• _Task to complete_:
Return a copy of each line that holds the string "岩城島試験園地".

• _Supplied information_:
-*-*-

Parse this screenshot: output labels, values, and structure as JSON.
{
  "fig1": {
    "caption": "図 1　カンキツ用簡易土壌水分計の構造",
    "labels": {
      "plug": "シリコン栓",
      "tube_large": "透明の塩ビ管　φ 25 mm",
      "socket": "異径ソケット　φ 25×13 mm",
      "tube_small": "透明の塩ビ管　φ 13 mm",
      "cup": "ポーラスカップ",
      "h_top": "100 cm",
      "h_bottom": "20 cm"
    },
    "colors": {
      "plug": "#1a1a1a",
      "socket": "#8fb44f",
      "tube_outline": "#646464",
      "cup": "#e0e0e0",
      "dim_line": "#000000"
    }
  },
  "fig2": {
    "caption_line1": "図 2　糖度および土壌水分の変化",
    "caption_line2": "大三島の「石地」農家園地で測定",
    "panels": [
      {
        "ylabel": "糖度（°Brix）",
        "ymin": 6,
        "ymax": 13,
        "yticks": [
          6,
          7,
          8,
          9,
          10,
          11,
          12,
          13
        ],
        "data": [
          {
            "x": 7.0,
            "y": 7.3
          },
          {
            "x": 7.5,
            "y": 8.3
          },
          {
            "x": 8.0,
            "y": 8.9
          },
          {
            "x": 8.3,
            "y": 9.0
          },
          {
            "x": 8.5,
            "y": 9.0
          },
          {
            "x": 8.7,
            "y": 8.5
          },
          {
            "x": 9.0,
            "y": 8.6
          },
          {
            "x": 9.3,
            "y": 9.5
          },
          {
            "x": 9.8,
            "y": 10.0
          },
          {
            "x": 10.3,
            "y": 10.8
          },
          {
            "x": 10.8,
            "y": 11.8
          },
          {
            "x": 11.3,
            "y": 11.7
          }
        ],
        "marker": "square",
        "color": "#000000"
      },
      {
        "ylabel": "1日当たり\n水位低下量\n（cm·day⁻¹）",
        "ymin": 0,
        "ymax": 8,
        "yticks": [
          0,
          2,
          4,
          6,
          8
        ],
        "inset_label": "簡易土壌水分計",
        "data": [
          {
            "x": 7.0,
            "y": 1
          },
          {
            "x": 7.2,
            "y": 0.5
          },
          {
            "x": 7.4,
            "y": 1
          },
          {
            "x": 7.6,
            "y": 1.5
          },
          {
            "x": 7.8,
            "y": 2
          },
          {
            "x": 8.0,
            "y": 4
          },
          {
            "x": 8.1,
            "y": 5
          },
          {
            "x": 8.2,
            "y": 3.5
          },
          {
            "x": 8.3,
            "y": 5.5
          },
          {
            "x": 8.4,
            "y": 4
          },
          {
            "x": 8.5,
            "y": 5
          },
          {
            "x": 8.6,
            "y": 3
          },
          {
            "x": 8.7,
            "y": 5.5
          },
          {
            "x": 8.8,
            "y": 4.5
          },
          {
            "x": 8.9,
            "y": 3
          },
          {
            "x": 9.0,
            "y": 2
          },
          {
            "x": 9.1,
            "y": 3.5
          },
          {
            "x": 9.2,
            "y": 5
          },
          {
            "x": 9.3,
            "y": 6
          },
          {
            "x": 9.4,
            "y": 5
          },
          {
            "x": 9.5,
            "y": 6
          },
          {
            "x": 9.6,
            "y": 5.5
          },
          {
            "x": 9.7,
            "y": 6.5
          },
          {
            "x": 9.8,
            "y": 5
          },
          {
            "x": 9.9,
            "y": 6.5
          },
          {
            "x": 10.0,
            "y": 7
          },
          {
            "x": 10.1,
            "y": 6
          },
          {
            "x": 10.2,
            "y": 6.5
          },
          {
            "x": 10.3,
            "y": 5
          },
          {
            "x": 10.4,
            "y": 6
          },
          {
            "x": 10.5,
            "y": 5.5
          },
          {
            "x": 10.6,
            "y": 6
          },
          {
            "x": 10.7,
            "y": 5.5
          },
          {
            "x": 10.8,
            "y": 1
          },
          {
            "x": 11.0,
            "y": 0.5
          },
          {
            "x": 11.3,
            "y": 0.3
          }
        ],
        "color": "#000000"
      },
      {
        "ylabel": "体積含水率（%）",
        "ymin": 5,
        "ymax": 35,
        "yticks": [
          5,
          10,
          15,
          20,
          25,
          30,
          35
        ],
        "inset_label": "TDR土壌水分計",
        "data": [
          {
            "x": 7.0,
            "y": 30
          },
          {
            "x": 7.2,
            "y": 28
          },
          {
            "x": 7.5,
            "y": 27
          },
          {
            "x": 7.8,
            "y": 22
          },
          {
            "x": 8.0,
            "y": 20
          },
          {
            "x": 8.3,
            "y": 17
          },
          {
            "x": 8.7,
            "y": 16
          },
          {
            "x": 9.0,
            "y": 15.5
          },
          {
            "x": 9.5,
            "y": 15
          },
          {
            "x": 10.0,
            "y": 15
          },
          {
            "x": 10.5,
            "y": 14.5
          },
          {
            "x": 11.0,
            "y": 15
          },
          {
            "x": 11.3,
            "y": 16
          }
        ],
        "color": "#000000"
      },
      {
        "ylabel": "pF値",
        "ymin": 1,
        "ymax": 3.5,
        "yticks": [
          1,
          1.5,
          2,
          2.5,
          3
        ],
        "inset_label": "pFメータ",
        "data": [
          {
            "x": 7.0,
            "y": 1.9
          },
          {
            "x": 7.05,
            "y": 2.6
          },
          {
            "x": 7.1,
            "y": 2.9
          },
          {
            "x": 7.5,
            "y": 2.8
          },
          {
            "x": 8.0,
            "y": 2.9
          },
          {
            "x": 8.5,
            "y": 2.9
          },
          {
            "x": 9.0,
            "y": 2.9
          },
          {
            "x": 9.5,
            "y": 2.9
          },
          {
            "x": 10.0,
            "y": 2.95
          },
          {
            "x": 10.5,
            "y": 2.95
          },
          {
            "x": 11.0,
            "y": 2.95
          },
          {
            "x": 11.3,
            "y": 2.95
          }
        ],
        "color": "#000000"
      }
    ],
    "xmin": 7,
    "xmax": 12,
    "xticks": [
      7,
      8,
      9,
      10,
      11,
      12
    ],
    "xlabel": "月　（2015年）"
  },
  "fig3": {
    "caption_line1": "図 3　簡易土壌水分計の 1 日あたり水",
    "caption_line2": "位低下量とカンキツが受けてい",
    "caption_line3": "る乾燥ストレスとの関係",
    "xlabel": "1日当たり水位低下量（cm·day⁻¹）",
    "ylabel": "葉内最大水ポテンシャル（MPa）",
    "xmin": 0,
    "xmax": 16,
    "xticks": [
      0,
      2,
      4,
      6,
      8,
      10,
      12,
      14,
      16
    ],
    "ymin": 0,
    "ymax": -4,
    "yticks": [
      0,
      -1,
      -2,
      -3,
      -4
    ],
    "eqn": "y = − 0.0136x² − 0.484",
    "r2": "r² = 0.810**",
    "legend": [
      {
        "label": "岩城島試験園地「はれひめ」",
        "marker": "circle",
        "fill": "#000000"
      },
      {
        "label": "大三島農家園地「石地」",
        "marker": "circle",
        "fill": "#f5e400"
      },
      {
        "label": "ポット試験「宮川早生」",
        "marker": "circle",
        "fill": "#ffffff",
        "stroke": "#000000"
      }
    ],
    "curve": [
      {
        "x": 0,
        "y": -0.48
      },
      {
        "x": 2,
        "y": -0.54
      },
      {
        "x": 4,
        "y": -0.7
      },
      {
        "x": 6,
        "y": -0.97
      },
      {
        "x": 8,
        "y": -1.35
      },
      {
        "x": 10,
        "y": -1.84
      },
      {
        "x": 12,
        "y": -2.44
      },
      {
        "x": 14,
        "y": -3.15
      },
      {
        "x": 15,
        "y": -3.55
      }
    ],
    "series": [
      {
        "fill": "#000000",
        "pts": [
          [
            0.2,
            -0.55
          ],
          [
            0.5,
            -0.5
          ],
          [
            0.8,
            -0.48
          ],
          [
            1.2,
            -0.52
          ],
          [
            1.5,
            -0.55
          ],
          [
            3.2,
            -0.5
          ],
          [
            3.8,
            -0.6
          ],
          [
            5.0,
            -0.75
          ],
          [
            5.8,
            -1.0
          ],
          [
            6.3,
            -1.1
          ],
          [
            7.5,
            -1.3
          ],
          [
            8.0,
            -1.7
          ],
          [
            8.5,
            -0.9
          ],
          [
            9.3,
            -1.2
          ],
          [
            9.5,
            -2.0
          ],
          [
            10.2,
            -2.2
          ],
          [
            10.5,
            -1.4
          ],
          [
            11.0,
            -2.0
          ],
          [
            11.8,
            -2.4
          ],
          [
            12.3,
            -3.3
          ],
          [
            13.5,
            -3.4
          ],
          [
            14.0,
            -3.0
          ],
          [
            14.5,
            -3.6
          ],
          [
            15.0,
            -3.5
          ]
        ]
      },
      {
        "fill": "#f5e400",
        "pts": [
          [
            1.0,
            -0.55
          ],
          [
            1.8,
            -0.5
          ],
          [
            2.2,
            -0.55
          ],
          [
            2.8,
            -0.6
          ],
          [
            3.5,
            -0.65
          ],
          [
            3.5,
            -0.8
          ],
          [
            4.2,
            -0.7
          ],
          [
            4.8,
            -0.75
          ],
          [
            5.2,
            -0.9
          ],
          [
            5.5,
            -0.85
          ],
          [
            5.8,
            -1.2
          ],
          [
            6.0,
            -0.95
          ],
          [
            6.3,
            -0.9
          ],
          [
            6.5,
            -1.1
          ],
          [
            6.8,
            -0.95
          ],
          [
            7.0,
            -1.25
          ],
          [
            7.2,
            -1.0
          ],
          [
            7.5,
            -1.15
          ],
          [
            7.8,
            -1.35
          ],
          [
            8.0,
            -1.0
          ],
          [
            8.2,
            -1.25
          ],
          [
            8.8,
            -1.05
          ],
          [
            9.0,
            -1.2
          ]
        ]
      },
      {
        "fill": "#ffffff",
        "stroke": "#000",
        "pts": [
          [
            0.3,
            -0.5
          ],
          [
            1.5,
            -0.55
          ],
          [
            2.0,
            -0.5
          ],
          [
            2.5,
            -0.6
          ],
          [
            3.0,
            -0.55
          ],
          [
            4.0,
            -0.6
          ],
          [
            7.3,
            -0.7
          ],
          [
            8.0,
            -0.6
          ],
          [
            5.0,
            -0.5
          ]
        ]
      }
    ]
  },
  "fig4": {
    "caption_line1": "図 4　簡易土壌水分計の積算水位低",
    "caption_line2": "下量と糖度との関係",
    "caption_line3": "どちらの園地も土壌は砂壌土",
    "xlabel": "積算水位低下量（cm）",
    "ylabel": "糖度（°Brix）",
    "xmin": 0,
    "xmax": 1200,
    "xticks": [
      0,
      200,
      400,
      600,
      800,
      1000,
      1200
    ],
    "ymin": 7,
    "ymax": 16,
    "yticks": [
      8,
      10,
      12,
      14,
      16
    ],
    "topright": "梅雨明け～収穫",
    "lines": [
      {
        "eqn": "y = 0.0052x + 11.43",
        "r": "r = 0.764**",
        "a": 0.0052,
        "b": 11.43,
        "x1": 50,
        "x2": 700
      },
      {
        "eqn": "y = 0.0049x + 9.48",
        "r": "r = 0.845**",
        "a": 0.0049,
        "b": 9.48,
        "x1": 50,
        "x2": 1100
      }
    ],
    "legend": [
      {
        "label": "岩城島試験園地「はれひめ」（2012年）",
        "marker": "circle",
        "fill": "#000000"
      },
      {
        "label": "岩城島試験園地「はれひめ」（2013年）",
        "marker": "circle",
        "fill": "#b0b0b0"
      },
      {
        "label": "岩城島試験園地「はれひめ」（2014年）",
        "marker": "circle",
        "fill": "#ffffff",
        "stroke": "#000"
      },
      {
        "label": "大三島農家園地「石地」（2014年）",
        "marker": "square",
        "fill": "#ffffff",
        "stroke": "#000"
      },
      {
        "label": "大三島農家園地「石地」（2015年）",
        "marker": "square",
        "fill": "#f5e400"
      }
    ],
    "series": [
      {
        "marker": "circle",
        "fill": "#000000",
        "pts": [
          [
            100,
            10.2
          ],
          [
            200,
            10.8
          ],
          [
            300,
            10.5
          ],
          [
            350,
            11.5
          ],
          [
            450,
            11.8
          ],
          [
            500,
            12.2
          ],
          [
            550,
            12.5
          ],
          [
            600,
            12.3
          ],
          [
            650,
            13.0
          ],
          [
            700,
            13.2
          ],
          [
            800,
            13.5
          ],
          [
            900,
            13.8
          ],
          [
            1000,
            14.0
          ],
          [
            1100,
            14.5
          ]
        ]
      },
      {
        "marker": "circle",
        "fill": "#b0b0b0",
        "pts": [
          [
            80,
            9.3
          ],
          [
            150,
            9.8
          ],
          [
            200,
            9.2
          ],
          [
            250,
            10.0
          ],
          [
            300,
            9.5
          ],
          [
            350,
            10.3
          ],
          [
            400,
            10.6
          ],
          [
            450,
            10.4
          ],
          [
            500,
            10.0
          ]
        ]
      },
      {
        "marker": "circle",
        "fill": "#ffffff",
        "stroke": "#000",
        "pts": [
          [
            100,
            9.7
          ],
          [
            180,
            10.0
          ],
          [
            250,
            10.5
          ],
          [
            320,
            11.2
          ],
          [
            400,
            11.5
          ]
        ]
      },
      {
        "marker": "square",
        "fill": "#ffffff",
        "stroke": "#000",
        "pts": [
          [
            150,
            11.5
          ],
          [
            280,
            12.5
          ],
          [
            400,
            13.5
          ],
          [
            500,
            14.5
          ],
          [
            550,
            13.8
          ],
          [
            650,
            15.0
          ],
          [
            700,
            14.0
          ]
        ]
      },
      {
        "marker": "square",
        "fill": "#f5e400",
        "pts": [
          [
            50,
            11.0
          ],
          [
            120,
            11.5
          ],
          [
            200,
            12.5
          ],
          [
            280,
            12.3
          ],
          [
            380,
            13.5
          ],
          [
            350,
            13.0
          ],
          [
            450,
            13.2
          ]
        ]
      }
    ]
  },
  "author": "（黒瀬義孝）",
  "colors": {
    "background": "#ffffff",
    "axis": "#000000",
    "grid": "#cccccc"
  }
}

-*-*-

• _Answer to this exercise_:
        "label": "岩城島試験園地「はれひめ」",
        "label": "岩城島試験園地「はれひめ」（2012年）",
        "label": "岩城島試験園地「はれひめ」（2013年）",
        "label": "岩城島試験園地「はれひめ」（2014年）",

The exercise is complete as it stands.